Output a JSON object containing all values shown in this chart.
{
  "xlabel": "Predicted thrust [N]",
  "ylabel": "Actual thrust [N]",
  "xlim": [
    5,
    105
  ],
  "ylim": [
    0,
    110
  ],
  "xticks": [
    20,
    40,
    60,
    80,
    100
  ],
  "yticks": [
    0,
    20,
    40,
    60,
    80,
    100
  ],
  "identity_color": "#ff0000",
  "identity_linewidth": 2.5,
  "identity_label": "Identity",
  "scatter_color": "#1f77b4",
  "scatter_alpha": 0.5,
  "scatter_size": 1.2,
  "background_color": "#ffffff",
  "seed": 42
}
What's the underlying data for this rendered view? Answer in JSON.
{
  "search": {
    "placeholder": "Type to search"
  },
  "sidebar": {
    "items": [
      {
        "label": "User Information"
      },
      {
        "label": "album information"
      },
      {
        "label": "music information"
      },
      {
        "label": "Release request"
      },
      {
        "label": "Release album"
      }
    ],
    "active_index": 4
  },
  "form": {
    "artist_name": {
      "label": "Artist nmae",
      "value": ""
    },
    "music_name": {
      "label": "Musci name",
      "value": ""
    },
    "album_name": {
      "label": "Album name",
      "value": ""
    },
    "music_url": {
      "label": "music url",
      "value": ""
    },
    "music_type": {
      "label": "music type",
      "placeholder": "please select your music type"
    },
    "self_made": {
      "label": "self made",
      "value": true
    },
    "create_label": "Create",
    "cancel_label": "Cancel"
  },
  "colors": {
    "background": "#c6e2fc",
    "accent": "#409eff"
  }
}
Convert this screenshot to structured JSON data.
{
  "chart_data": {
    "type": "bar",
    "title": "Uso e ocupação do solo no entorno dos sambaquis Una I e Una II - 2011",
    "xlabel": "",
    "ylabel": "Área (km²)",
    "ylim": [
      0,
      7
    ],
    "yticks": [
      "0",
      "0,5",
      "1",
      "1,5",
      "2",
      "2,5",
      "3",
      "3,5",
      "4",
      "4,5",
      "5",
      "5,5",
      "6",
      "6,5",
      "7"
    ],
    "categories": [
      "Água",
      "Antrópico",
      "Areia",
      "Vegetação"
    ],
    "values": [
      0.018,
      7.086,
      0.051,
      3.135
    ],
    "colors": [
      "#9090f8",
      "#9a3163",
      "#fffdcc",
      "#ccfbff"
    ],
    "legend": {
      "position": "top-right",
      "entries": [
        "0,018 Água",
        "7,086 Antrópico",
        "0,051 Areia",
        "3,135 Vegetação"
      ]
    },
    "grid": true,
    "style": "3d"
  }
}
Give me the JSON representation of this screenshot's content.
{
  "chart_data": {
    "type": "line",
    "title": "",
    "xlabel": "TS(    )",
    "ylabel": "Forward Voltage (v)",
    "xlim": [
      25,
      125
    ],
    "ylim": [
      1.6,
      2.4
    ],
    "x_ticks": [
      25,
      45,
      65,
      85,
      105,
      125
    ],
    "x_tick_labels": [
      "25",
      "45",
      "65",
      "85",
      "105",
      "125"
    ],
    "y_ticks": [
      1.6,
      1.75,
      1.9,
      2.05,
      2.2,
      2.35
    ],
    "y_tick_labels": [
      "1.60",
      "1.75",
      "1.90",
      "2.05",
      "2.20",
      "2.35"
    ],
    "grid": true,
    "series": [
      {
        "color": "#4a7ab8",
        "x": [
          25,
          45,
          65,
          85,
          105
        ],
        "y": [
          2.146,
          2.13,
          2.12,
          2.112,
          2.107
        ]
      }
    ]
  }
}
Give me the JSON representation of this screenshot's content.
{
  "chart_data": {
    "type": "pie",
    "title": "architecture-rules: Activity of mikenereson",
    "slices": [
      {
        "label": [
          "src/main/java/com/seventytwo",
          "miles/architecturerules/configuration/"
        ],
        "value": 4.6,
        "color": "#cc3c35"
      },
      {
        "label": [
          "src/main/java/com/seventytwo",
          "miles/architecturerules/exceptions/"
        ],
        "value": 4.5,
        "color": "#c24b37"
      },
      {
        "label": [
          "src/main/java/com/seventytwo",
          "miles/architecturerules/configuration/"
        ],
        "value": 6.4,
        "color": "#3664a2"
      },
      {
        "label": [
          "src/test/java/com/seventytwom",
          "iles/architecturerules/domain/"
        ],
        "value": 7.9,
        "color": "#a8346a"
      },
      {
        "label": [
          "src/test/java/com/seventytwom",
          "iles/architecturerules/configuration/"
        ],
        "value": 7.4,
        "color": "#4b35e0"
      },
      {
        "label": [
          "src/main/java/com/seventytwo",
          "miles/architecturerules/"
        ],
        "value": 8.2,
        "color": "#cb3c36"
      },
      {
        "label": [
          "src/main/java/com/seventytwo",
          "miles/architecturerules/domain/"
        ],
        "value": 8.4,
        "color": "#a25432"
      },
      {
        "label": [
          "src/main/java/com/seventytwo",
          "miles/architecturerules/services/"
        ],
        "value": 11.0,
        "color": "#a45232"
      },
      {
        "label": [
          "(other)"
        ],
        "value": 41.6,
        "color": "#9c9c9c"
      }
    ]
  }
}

____________________

## Aim of the exercise
Set down all of the entries exactly, please.

## Problem solution
Output a JSON object containing all values shown in this chart.
{
  "xlabel": "Predicted thrust [N]",
  "ylabel": "Actual thrust [N]",
  "xlim": [
    5,
    105
  ],
  "ylim": [
    0,
    110
  ],
  "xticks": [
    20,
    40,
    60,
    80,
    100
  ],
  "yticks": [
    0,
    20,
    40,
    60,
    80,
    100
  ],
  "identity_color": "#ff0000",
  "identity_linewidth": 2.5,
  "identity_label": "Identity",
  "scatter_color": "#1f77b4",
  "scatter_alpha": 0.5,
  "scatter_size": 1.2,
  "background_color": "#ffffff",
  "seed": 42
}
What's the underlying data for this rendered view? Answer in JSON.
{
  "search": {
    "placeholder": "Type to search"
  },
  "sidebar": {
    "items": [
      {
        "label": "User Information"
      },
      {
        "label": "album information"
      },
      {
        "label": "music information"
      },
      {
        "label": "Release request"
      },
      {
        "label": "Release album"
      }
    ],
    "active_index": 4
  },
  "form": {
    "artist_name": {
      "label": "Artist nmae",
      "value": ""
    },
    "music_name": {
      "label": "Musci name",
      "value": ""
    },
    "album_name": {
      "label": "Album name",
      "value": ""
    },
    "music_url": {
      "label": "music url",
      "value": ""
    },
    "music_type": {
      "label": "music type",
      "placeholder": "please select your music type"
    },
    "self_made": {
      "label": "self made",
      "value": true
    },
    "create_label": "Create",
    "cancel_label": "Cancel"
  },
  "colors": {
    "background": "#c6e2fc",
    "accent": "#409eff"
  }
}
Convert this screenshot to structured JSON data.
{
  "chart_data": {
    "type": "bar",
    "title": "Uso e ocupação do solo no entorno dos sambaquis Una I e Una II - 2011",
    "xlabel": "",
    "ylabel": "Área (km²)",
    "ylim": [
      0,
      7
    ],
    "yticks": [
      "0",
      "0,5",
      "1",
      "1,5",
      "2",
      "2,5",
      "3",
      "3,5",
      "4",
      "4,5",
      "5",
      "5,5",
      "6",
      "6,5",
      "7"
    ],
    "categories": [
      "Água",
      "Antrópico",
      "Areia",
      "Vegetação"
    ],
    "values": [
      0.018,
      7.086,
      0.051,
      3.135
    ],
    "colors": [
      "#9090f8",
      "#9a3163",
      "#fffdcc",
      "#ccfbff"
    ],
    "legend": {
      "position": "top-right",
      "entries": [
        "0,018 Água",
        "7,086 Antrópico",
        "0,051 Areia",
        "3,135 Vegetação"
      ]
    },
    "grid": true,
    "style": "3d"
  }
}
Give me the JSON representation of this screenshot's content.
{
  "chart_data": {
    "type": "line",
    "title": "",
    "xlabel": "TS(    )",
    "ylabel": "Forward Voltage (v)",
    "xlim": [
      25,
      125
    ],
    "ylim": [
      1.6,
      2.4
    ],
    "x_ticks": [
      25,
      45,
      65,
      85,
      105,
      125
    ],
    "x_tick_labels": [
      "25",
      "45",
      "65",
      "85",
      "105",
      "125"
    ],
    "y_ticks": [
      1.6,
      1.75,
      1.9,
      2.05,
      2.2,
      2.35
    ],
    "y_tick_labels": [
      "1.60",
      "1.75",
      "1.90",
      "2.05",
      "2.20",
      "2.35"
    ],
    "grid": true,
    "series": [
      {
        "color": "#4a7ab8",
        "x": [
          25,
          45,
          65,
          85,
          105
        ],
        "y": [
          2.146,
          2.13,
          2.12,
          2.112,
          2.107
        ]
      }
    ]
  }
}
Give me the JSON representation of this screenshot's content.
{
  "chart_data": {
    "type": "pie",
    "title": "architecture-rules: Activity of mikenereson",
    "slices": [
      {
        "label": [
          "src/main/java/com/seventytwo",
          "miles/architecturerules/configuration/"
        ],
        "value": 4.6,
        "color": "#cc3c35"
      },
      {
        "label": [
          "src/main/java/com/seventytwo",
          "miles/architecturerules/exceptions/"
        ],
        "value": 4.5,
        "color": "#c24b37"
      },
      {
        "label": [
          "src/main/java/com/seventytwo",
          "miles/architecturerules/configuration/"
        ],
        "value": 6.4,
        "color": "#3664a2"
      },
      {
        "label": [
          "src/test/java/com/seventytwom",
          "iles/architecturerules/domain/"
        ],
        "value": 7.9,
        "color": "#a8346a"
      },
      {
        "label": [
          "src/test/java/com/seventytwom",
          "iles/architecturerules/configuration/"
        ],
        "value": 7.4,
        "color": "#4b35e0"
      },
      {
        "label": [
          "src/main/java/com/seventytwo",
          "miles/architecturerules/"
        ],
        "value": 8.2,
        "color": "#cb3c36"
      },
      {
        "label": [
          "src/main/java/com/seventytwo",
          "miles/architecturerules/domain/"
        ],
        "value": 8.4,
        "color": "#a25432"
      },
      {
        "label": [
          "src/main/java/com/seventytwo",
          "miles/architecturerules/services/"
        ],
        "value": 11.0,
        "color": "#a45232"
      },
      {
        "label": [
          "(other)"
        ],
        "value": 41.6,
        "color": "#9c9c9c"
      }
    ]
  }
}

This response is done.